DATA ROWS:
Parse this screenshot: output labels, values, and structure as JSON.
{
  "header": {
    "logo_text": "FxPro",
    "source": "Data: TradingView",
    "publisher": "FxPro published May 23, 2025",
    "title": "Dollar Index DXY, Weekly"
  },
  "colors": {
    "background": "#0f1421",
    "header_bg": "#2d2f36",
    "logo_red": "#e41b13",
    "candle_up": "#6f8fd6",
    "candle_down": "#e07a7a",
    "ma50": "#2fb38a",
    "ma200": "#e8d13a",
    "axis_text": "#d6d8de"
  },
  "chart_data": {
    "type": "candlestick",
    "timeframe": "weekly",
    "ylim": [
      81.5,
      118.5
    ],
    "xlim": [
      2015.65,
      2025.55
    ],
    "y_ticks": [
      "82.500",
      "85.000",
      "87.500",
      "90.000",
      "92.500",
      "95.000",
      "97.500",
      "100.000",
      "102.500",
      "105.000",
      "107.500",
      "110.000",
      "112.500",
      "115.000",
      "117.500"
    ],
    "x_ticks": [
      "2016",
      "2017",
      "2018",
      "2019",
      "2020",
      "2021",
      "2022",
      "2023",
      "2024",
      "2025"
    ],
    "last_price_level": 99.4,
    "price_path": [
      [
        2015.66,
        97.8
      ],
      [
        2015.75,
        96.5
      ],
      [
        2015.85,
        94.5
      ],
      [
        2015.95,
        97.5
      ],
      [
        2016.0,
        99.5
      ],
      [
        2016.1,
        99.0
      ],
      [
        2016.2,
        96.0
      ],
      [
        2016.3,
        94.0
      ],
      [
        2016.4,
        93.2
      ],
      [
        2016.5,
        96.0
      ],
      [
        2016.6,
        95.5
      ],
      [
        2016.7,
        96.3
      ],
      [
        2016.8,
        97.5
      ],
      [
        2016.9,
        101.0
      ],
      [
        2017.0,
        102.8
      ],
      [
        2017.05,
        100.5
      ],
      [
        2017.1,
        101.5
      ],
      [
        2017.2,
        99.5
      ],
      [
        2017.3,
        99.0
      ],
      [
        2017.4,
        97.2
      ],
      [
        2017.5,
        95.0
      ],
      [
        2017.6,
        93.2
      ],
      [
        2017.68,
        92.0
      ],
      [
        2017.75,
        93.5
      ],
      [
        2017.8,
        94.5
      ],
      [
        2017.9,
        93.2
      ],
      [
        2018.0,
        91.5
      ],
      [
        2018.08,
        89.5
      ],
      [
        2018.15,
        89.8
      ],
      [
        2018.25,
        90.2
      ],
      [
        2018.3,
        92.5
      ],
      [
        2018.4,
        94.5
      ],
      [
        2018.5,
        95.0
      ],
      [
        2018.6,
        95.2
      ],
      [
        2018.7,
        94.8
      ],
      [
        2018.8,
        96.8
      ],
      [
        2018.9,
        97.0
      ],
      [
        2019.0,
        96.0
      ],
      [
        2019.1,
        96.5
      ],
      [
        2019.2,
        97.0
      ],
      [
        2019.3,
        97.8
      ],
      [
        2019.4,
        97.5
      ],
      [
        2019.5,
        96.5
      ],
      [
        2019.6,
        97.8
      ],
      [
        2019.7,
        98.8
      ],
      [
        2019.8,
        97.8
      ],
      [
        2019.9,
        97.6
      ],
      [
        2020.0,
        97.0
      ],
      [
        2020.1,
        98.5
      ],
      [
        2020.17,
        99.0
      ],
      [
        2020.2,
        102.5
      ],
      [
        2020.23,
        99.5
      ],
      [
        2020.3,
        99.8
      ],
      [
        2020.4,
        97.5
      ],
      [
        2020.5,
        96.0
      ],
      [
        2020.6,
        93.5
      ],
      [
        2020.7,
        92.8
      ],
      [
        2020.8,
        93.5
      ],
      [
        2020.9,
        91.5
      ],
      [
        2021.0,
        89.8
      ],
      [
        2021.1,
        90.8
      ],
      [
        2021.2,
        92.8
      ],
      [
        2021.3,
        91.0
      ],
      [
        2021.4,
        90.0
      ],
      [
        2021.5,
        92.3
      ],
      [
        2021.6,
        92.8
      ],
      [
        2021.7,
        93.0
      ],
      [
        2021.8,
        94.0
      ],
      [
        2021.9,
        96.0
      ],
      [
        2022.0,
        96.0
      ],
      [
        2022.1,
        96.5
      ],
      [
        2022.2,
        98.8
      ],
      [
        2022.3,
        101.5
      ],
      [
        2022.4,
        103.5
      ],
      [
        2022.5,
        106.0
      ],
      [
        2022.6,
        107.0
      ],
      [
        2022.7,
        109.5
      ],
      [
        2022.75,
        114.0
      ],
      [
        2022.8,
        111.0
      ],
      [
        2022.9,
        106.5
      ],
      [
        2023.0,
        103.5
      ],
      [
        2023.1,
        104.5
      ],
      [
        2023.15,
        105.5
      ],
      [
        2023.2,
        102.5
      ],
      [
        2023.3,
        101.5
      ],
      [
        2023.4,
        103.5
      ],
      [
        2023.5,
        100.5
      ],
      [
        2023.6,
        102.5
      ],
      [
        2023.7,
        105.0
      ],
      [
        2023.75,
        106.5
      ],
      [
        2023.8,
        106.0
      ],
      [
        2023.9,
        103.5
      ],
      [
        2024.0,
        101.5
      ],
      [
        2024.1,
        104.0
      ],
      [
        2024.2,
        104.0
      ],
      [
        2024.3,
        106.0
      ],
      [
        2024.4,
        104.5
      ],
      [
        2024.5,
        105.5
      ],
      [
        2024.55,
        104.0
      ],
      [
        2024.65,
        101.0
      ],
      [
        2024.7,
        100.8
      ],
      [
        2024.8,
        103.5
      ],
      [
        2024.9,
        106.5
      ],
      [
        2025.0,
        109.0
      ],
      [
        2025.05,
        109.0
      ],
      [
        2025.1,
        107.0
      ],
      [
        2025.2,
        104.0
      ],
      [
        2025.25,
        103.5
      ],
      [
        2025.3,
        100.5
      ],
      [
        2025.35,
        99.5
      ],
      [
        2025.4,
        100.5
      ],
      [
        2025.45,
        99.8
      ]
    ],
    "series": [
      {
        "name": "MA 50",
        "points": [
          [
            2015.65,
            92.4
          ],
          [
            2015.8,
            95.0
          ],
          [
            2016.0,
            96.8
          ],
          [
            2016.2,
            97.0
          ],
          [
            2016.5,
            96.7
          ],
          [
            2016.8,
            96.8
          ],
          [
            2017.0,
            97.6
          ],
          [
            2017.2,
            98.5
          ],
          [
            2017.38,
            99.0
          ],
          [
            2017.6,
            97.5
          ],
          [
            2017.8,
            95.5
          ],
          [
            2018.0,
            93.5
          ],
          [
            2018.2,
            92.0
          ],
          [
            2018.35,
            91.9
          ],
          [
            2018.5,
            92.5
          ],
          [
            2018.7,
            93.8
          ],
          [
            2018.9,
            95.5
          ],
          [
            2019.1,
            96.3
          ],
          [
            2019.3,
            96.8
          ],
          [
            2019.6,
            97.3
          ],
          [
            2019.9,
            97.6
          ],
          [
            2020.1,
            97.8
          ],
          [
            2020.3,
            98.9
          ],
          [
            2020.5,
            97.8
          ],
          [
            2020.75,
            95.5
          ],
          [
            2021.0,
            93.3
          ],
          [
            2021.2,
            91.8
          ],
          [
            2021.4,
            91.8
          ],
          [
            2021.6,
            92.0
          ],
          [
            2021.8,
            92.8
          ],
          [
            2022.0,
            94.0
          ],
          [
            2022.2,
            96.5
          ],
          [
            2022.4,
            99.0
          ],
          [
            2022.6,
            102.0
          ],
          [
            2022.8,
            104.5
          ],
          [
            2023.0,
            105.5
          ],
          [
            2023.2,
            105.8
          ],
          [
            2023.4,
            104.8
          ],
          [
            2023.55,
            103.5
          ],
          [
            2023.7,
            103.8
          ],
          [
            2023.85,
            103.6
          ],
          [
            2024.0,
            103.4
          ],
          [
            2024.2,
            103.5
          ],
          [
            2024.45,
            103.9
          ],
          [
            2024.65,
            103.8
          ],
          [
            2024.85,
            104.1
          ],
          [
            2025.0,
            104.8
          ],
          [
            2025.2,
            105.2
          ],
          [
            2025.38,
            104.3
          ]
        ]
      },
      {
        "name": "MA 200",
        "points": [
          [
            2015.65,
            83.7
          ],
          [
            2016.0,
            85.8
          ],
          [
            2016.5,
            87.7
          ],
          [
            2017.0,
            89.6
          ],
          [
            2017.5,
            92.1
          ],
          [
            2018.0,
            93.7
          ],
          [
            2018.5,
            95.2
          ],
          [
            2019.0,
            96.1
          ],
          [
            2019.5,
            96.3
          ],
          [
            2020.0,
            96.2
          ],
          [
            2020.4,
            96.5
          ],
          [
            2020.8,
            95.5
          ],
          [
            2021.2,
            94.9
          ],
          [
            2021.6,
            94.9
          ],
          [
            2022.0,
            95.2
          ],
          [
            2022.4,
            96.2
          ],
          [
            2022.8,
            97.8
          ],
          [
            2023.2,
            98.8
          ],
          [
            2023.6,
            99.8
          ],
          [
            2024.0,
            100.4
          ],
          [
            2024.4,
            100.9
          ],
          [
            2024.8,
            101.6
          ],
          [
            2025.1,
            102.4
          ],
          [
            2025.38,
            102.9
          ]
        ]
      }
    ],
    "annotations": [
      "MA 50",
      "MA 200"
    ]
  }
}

WHAT IS NEEDED:
Gather up, from the records above, each line where the word "FxPro" appears.

FINISHED TASK:
    "logo_text": "FxPro",
    "publisher": "FxPro published May 23, 2025",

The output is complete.